● **Dataset entries**:
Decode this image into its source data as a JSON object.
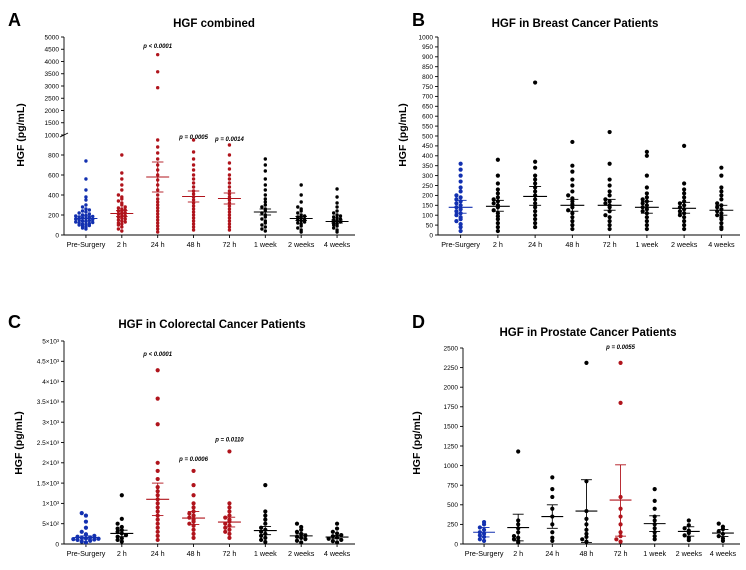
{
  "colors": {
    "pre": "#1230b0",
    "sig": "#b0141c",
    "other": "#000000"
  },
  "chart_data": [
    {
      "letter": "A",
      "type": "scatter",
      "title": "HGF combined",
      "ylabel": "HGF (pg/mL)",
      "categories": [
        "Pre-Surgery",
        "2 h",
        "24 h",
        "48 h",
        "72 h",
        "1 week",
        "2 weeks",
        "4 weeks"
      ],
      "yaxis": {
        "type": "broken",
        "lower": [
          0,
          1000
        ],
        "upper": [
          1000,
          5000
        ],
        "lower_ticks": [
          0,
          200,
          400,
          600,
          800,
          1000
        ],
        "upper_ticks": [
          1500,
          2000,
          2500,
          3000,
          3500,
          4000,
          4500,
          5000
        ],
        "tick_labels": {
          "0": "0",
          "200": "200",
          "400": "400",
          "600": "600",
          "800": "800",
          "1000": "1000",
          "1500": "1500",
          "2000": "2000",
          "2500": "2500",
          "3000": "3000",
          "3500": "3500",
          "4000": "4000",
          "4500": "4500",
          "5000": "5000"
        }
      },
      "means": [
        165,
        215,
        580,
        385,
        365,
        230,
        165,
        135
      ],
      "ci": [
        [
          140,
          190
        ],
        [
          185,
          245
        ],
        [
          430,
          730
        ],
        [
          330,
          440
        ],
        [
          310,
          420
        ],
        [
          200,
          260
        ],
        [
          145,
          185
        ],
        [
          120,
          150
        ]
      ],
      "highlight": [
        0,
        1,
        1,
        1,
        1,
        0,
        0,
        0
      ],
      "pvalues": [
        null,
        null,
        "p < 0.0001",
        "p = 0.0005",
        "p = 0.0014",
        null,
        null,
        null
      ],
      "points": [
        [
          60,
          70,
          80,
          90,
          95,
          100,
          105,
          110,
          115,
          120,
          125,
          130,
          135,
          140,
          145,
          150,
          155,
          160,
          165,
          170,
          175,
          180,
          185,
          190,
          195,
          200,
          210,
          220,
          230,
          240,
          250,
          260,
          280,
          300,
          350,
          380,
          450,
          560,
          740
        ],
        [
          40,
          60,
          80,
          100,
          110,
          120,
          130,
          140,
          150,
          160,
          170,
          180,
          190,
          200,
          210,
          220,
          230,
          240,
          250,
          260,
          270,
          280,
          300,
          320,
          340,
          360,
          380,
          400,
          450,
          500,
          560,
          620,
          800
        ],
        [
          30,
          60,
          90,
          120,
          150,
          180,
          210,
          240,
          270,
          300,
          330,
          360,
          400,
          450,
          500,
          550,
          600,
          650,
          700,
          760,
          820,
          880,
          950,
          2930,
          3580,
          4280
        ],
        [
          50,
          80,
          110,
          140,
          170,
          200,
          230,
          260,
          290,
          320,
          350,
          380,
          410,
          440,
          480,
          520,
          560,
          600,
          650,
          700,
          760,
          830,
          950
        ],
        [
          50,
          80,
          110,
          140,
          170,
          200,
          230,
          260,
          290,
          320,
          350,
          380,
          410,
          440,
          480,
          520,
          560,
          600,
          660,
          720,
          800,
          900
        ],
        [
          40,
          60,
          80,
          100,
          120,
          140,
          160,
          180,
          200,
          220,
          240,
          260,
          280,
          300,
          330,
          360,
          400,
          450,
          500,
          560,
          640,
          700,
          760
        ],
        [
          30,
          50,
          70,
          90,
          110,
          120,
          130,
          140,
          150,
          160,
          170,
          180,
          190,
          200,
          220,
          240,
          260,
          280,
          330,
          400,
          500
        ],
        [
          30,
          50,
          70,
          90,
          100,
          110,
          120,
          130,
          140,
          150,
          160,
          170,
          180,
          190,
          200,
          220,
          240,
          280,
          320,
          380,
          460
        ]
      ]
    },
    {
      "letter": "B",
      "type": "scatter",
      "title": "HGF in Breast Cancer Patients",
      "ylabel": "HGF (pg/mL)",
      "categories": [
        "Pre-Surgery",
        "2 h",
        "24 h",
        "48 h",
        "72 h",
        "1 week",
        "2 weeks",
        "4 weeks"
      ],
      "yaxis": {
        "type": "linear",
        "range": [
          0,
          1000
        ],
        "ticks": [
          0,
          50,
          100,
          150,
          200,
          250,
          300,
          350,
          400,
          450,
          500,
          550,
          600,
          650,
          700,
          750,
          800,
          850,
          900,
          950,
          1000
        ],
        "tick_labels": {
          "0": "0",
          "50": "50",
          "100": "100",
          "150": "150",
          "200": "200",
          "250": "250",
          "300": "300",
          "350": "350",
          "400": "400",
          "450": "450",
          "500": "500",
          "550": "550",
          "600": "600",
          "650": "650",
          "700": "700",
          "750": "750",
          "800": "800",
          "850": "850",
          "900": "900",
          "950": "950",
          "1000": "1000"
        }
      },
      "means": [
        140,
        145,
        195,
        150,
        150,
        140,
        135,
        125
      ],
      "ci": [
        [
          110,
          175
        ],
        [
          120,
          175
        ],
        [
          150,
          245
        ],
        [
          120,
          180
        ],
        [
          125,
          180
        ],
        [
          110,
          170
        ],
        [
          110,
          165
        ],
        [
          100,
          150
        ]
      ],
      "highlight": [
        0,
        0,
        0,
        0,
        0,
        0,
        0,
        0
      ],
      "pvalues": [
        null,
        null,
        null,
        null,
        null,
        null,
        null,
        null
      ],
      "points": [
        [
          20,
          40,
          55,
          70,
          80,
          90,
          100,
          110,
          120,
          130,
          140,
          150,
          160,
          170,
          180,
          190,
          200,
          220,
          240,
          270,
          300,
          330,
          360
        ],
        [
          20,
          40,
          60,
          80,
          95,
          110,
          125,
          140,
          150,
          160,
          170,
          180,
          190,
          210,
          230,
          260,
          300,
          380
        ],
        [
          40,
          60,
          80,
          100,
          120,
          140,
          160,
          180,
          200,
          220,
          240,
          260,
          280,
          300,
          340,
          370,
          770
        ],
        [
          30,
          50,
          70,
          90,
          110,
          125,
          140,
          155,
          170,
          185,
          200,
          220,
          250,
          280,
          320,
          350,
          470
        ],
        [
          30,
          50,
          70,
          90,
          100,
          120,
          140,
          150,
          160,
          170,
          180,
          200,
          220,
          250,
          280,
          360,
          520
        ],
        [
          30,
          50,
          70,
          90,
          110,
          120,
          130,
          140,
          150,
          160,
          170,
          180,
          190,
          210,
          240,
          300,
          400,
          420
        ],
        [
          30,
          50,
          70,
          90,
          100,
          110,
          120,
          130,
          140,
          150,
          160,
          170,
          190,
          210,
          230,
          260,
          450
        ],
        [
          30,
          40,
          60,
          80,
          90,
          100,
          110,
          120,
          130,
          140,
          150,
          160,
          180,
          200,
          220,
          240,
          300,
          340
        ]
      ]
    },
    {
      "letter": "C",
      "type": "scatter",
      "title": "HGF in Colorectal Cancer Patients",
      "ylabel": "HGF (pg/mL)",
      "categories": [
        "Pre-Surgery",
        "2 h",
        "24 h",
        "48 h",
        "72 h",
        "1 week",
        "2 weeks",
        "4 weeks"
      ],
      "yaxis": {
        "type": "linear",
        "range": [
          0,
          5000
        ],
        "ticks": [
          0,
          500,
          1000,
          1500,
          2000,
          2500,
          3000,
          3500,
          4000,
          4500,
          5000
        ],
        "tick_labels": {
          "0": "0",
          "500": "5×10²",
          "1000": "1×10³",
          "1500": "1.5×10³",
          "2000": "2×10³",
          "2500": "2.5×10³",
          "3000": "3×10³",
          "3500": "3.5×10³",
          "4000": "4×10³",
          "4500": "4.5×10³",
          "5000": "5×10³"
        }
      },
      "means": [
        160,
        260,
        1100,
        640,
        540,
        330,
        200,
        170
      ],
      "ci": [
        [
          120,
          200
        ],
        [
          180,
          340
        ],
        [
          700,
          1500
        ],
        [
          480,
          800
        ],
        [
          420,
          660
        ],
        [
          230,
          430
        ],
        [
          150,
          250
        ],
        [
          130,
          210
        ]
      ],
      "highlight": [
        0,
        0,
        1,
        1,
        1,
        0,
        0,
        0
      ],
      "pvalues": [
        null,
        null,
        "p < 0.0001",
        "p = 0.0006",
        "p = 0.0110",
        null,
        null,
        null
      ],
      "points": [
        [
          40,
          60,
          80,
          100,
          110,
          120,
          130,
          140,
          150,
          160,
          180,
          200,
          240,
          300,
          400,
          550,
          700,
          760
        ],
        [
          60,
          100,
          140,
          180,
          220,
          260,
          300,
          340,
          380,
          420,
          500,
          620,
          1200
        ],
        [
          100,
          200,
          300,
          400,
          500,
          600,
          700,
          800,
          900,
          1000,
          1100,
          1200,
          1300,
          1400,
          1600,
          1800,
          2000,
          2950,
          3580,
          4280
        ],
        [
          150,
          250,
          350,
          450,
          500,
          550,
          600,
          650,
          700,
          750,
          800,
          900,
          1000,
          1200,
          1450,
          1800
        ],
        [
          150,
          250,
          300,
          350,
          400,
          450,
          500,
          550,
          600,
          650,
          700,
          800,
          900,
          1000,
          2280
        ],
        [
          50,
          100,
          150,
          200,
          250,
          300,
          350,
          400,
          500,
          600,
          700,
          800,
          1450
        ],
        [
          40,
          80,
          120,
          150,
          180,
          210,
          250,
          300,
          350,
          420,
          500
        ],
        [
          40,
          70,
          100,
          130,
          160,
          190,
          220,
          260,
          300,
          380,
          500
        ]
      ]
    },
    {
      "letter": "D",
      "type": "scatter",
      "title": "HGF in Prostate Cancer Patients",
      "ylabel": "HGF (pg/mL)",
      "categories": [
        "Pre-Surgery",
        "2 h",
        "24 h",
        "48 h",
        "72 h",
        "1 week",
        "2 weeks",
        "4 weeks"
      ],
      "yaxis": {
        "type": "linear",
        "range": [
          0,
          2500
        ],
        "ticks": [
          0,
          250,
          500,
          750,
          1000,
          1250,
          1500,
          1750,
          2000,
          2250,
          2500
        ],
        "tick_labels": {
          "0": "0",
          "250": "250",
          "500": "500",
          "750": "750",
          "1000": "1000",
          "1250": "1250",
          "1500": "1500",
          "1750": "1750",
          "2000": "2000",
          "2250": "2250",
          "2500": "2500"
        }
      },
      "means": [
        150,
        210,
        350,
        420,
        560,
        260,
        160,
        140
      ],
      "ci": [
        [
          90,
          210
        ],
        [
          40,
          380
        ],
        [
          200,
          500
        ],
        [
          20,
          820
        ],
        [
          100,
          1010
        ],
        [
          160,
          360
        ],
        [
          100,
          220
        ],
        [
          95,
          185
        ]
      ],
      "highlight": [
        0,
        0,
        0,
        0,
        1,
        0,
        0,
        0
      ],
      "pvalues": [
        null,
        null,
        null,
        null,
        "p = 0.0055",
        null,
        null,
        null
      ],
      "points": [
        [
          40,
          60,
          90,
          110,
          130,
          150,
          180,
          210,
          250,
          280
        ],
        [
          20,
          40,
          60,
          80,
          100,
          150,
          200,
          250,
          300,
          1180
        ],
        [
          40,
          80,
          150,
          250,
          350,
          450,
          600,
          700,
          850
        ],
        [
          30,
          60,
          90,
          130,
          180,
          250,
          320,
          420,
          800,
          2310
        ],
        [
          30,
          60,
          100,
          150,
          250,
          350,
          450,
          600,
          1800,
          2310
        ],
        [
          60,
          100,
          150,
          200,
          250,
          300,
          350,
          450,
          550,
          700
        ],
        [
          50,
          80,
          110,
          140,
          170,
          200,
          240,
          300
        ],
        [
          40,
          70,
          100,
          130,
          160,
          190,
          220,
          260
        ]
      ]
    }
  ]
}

● **What you should do**:
From the records above, return each line that includes "title".

● **Result of this task**:
      "title": "HGF combined",
      "title": "HGF in Breast Cancer Patients",
      "title": "HGF in Colorectal Cancer Patients",
      "title": "HGF in Prostate Cancer Patients",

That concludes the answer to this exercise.